— WHAT THE TASK ASKS —
A faithful transcription of all the data is required.

(Stored items)

════════

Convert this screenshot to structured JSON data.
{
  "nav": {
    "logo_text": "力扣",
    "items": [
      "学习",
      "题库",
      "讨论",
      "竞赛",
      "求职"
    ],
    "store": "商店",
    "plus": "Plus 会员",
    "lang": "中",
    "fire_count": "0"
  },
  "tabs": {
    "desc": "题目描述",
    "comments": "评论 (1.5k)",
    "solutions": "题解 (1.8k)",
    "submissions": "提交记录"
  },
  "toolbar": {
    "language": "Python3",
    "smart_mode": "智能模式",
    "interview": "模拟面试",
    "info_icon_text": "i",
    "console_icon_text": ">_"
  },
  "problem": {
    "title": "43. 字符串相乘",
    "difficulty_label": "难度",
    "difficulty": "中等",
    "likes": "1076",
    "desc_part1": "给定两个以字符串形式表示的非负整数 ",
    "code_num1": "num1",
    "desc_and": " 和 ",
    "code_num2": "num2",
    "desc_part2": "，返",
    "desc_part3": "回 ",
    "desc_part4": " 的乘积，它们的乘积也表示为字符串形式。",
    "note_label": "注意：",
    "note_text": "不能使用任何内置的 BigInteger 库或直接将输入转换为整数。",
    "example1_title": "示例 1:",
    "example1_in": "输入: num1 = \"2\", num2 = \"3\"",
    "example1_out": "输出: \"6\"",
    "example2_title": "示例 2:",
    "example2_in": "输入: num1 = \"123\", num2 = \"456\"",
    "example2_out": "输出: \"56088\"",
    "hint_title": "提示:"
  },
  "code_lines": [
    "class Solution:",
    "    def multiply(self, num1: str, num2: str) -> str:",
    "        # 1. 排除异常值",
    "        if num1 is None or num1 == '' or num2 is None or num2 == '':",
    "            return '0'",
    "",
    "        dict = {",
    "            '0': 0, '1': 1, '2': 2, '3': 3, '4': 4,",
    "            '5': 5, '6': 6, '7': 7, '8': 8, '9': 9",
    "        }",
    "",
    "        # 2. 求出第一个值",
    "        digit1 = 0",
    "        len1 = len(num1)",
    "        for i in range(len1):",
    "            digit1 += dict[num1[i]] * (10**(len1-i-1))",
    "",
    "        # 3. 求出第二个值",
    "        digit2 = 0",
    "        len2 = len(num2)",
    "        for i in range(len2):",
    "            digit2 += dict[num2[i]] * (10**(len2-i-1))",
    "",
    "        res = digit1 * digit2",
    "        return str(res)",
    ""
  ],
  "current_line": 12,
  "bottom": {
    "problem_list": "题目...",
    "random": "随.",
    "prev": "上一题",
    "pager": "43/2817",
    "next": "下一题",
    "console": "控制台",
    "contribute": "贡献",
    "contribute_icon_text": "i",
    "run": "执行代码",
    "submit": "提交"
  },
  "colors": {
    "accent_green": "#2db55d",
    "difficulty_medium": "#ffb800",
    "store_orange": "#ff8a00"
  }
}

════════

— THE REPLY —
Convert this screenshot to structured JSON data.
{
  "nav": {
    "logo_text": "力扣",
    "items": [
      "学习",
      "题库",
      "讨论",
      "竞赛",
      "求职"
    ],
    "store": "商店",
    "plus": "Plus 会员",
    "lang": "中",
    "fire_count": "0"
  },
  "tabs": {
    "desc": "题目描述",
    "comments": "评论 (1.5k)",
    "solutions": "题解 (1.8k)",
    "submissions": "提交记录"
  },
  "toolbar": {
    "language": "Python3",
    "smart_mode": "智能模式",
    "interview": "模拟面试",
    "info_icon_text": "i",
    "console_icon_text": ">_"
  },
  "problem": {
    "title": "43. 字符串相乘",
    "difficulty_label": "难度",
    "difficulty": "中等",
    "likes": "1076",
    "desc_part1": "给定两个以字符串形式表示的非负整数 ",
    "code_num1": "num1",
    "desc_and": " 和 ",
    "code_num2": "num2",
    "desc_part2": "，返",
    "desc_part3": "回 ",
    "desc_part4": " 的乘积，它们的乘积也表示为字符串形式。",
    "note_label": "注意：",
    "note_text": "不能使用任何内置的 BigInteger 库或直接将输入转换为整数。",
    "example1_title": "示例 1:",
    "example1_in": "输入: num1 = \"2\", num2 = \"3\"",
    "example1_out": "输出: \"6\"",
    "example2_title": "示例 2:",
    "example2_in": "输入: num1 = \"123\", num2 = \"456\"",
    "example2_out": "输出: \"56088\"",
    "hint_title": "提示:"
  },
  "code_lines": [
    "class Solution:",
    "    def multiply(self, num1: str, num2: str) -> str:",
    "        # 1. 排除异常值",
    "        if num1 is None or num1 == '' or num2 is None or num2 == '':",
    "            return '0'",
    "",
    "        dict = {",
    "            '0': 0, '1': 1, '2': 2, '3': 3, '4': 4,",
    "            '5': 5, '6': 6, '7': 7, '8': 8, '9': 9",
    "        }",
    "",
    "        # 2. 求出第一个值",
    "        digit1 = 0",
    "        len1 = len(num1)",
    "        for i in range(len1):",
    "            digit1 += dict[num1[i]] * (10**(len1-i-1))",
    "",
    "        # 3. 求出第二个值",
    "        digit2 = 0",
    "        len2 = len(num2)",
    "        for i in range(len2):",
    "            digit2 += dict[num2[i]] * (10**(len2-i-1))",
    "",
    "        res = digit1 * digit2",
    "        return str(res)",
    ""
  ],
  "current_line": 12,
  "bottom": {
    "problem_list": "题目...",
    "random": "随.",
    "prev": "上一题",
    "pager": "43/2817",
    "next": "下一题",
    "console": "控制台",
    "contribute": "贡献",
    "contribute_icon_text": "i",
    "run": "执行代码",
    "submit": "提交"
  },
  "colors": {
    "accent_green": "#2db55d",
    "difficulty_medium": "#ffb800",
    "store_orange": "#ff8a00"
  }
}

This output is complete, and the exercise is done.